What you will do - Repeat each record below exactly as given.

-- BEGIN --

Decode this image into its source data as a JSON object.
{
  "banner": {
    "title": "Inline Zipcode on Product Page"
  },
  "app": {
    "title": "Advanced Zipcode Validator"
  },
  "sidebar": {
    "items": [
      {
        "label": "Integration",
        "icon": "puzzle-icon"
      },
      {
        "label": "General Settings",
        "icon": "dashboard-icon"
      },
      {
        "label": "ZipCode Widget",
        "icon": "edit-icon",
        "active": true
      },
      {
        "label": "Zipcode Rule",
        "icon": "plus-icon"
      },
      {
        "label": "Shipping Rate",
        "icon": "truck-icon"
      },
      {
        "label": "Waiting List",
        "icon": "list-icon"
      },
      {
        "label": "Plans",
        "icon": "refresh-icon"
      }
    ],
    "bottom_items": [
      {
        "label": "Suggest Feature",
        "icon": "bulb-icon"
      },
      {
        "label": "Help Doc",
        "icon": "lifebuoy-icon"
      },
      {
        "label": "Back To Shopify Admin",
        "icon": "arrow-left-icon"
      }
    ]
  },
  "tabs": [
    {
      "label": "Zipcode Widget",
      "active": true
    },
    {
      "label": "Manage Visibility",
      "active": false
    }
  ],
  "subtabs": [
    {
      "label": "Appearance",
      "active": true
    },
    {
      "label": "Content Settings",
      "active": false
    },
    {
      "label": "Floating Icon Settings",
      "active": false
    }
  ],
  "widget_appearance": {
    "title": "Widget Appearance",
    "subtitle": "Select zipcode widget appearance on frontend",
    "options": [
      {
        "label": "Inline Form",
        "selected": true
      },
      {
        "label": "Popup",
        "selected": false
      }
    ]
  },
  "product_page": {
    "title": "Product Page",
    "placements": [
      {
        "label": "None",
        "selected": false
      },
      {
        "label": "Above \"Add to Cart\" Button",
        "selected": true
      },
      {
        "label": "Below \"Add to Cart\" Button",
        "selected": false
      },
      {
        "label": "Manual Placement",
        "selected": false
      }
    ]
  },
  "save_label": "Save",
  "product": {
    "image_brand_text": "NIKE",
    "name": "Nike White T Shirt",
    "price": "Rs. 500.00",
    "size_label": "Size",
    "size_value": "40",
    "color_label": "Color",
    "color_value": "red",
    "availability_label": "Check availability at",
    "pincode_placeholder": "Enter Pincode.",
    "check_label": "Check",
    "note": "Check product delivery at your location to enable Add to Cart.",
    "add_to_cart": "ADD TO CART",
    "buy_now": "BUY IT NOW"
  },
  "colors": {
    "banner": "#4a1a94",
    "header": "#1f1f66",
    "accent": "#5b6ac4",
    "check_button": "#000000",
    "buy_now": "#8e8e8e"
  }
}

-- END --

Written solution -
Decode this image into its source data as a JSON object.
{
  "banner": {
    "title": "Inline Zipcode on Product Page"
  },
  "app": {
    "title": "Advanced Zipcode Validator"
  },
  "sidebar": {
    "items": [
      {
        "label": "Integration",
        "icon": "puzzle-icon"
      },
      {
        "label": "General Settings",
        "icon": "dashboard-icon"
      },
      {
        "label": "ZipCode Widget",
        "icon": "edit-icon",
        "active": true
      },
      {
        "label": "Zipcode Rule",
        "icon": "plus-icon"
      },
      {
        "label": "Shipping Rate",
        "icon": "truck-icon"
      },
      {
        "label": "Waiting List",
        "icon": "list-icon"
      },
      {
        "label": "Plans",
        "icon": "refresh-icon"
      }
    ],
    "bottom_items": [
      {
        "label": "Suggest Feature",
        "icon": "bulb-icon"
      },
      {
        "label": "Help Doc",
        "icon": "lifebuoy-icon"
      },
      {
        "label": "Back To Shopify Admin",
        "icon": "arrow-left-icon"
      }
    ]
  },
  "tabs": [
    {
      "label": "Zipcode Widget",
      "active": true
    },
    {
      "label": "Manage Visibility",
      "active": false
    }
  ],
  "subtabs": [
    {
      "label": "Appearance",
      "active": true
    },
    {
      "label": "Content Settings",
      "active": false
    },
    {
      "label": "Floating Icon Settings",
      "active": false
    }
  ],
  "widget_appearance": {
    "title": "Widget Appearance",
    "subtitle": "Select zipcode widget appearance on frontend",
    "options": [
      {
        "label": "Inline Form",
        "selected": true
      },
      {
        "label": "Popup",
        "selected": false
      }
    ]
  },
  "product_page": {
    "title": "Product Page",
    "placements": [
      {
        "label": "None",
        "selected": false
      },
      {
        "label": "Above \"Add to Cart\" Button",
        "selected": true
      },
      {
        "label": "Below \"Add to Cart\" Button",
        "selected": false
      },
      {
        "label": "Manual Placement",
        "selected": false
      }
    ]
  },
  "save_label": "Save",
  "product": {
    "image_brand_text": "NIKE",
    "name": "Nike White T Shirt",
    "price": "Rs. 500.00",
    "size_label": "Size",
    "size_value": "40",
    "color_label": "Color",
    "color_value": "red",
    "availability_label": "Check availability at",
    "pincode_placeholder": "Enter Pincode.",
    "check_label": "Check",
    "note": "Check product delivery at your location to enable Add to Cart.",
    "add_to_cart": "ADD TO CART",
    "buy_now": "BUY IT NOW"
  },
  "colors": {
    "banner": "#4a1a94",
    "header": "#1f1f66",
    "accent": "#5b6ac4",
    "check_button": "#000000",
    "buy_now": "#8e8e8e"
  }
}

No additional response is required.